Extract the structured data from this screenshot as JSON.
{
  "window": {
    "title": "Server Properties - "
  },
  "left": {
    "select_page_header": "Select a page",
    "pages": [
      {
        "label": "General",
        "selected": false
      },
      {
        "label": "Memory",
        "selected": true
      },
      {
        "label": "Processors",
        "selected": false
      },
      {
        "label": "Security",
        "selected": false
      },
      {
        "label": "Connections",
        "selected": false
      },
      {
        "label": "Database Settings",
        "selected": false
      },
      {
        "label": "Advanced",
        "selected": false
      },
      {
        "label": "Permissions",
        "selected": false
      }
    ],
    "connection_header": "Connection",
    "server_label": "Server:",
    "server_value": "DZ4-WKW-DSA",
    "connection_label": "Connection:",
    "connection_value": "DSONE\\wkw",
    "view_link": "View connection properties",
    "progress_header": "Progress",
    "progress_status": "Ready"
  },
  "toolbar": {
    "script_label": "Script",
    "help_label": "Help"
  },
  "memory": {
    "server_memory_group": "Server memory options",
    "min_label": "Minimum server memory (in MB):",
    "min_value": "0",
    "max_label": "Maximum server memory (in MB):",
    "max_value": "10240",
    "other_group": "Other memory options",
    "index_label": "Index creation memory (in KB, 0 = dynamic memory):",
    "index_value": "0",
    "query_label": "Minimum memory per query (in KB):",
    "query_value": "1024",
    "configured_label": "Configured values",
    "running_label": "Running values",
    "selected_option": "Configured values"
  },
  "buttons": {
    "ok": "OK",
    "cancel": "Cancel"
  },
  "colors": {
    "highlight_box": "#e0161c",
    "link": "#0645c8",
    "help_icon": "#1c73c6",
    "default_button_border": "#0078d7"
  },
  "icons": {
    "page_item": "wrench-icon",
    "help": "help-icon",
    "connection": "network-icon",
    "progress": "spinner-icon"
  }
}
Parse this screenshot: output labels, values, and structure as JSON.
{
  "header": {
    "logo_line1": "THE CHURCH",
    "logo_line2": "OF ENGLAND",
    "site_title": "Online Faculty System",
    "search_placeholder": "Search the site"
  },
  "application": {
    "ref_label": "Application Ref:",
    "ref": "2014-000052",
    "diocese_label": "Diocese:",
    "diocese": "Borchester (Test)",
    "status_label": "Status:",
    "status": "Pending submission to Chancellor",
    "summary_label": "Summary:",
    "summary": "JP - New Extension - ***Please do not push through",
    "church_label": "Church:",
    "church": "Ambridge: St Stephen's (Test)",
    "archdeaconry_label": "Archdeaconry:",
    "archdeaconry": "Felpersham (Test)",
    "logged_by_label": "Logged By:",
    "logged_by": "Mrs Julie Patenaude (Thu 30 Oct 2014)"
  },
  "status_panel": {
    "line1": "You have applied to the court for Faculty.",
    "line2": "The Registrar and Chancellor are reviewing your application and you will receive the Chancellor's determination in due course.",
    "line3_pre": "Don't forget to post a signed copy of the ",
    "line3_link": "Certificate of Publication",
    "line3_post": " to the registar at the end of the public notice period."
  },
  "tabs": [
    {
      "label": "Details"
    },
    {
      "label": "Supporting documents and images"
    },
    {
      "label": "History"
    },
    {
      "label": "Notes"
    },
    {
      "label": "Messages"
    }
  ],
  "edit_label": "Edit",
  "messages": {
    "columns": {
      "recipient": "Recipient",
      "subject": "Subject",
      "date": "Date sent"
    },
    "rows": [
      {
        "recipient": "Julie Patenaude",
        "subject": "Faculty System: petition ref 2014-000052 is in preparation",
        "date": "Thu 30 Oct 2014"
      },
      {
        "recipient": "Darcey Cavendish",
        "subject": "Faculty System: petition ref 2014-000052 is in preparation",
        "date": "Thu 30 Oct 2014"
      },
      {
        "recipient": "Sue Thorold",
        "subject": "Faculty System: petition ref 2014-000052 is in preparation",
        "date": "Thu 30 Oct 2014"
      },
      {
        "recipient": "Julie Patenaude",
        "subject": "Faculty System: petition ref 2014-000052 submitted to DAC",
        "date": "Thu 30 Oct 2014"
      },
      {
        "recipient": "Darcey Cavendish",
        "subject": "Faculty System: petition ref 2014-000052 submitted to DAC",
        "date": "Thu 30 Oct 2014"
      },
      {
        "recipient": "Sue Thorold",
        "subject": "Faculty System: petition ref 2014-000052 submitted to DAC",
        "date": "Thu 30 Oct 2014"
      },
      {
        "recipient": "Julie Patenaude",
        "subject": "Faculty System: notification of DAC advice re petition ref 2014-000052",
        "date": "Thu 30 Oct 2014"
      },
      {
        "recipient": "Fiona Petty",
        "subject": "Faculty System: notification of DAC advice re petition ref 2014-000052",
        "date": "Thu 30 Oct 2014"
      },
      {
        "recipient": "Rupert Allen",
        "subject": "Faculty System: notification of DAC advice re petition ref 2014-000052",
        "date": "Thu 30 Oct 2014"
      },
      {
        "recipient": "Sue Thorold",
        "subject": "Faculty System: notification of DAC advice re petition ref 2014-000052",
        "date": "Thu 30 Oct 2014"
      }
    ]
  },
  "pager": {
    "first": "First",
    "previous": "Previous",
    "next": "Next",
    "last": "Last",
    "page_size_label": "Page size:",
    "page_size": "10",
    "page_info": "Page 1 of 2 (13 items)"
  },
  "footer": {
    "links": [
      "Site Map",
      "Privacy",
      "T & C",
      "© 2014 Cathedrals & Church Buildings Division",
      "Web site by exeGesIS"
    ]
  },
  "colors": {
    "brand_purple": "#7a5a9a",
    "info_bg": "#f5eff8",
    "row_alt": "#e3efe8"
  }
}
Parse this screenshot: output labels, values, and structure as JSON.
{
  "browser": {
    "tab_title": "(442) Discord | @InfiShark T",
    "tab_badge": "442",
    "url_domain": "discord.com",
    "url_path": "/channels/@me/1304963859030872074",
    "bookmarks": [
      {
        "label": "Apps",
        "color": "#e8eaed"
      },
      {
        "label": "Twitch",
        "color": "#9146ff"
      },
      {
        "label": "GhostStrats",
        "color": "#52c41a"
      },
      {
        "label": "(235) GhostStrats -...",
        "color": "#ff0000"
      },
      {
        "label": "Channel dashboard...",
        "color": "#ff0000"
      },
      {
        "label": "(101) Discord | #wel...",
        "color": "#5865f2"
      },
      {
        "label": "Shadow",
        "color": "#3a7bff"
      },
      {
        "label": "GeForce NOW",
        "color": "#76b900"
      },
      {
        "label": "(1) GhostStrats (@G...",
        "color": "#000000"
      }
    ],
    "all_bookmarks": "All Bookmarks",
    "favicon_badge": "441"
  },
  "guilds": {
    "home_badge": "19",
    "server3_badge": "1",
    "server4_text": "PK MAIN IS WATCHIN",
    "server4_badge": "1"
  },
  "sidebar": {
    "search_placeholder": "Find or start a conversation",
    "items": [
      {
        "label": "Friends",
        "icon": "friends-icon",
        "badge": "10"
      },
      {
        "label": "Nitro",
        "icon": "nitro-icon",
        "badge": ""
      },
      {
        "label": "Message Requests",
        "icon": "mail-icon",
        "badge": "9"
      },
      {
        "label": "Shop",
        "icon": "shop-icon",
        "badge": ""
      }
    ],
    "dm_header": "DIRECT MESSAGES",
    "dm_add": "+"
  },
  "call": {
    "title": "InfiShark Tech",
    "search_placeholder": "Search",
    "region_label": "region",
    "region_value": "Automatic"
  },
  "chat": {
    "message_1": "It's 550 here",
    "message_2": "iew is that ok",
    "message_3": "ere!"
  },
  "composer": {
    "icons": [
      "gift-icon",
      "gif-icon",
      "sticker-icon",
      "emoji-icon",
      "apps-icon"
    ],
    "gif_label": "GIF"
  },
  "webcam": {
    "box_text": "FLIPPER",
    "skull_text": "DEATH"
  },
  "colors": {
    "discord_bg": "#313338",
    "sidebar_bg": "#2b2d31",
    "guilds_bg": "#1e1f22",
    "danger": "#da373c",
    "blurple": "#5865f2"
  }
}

== == ==

→ **Stated problem**
Scan the listing above and copy all lines containing the word "values".

→ **The result**
    "configured_label": "Configured values",
    "running_label": "Running values",
    "selected_option": "Configured values"
Parse this screenshot: output labels, values, and structure as JSON.
Parse this screenshot: output labels, values, and structure as JSON.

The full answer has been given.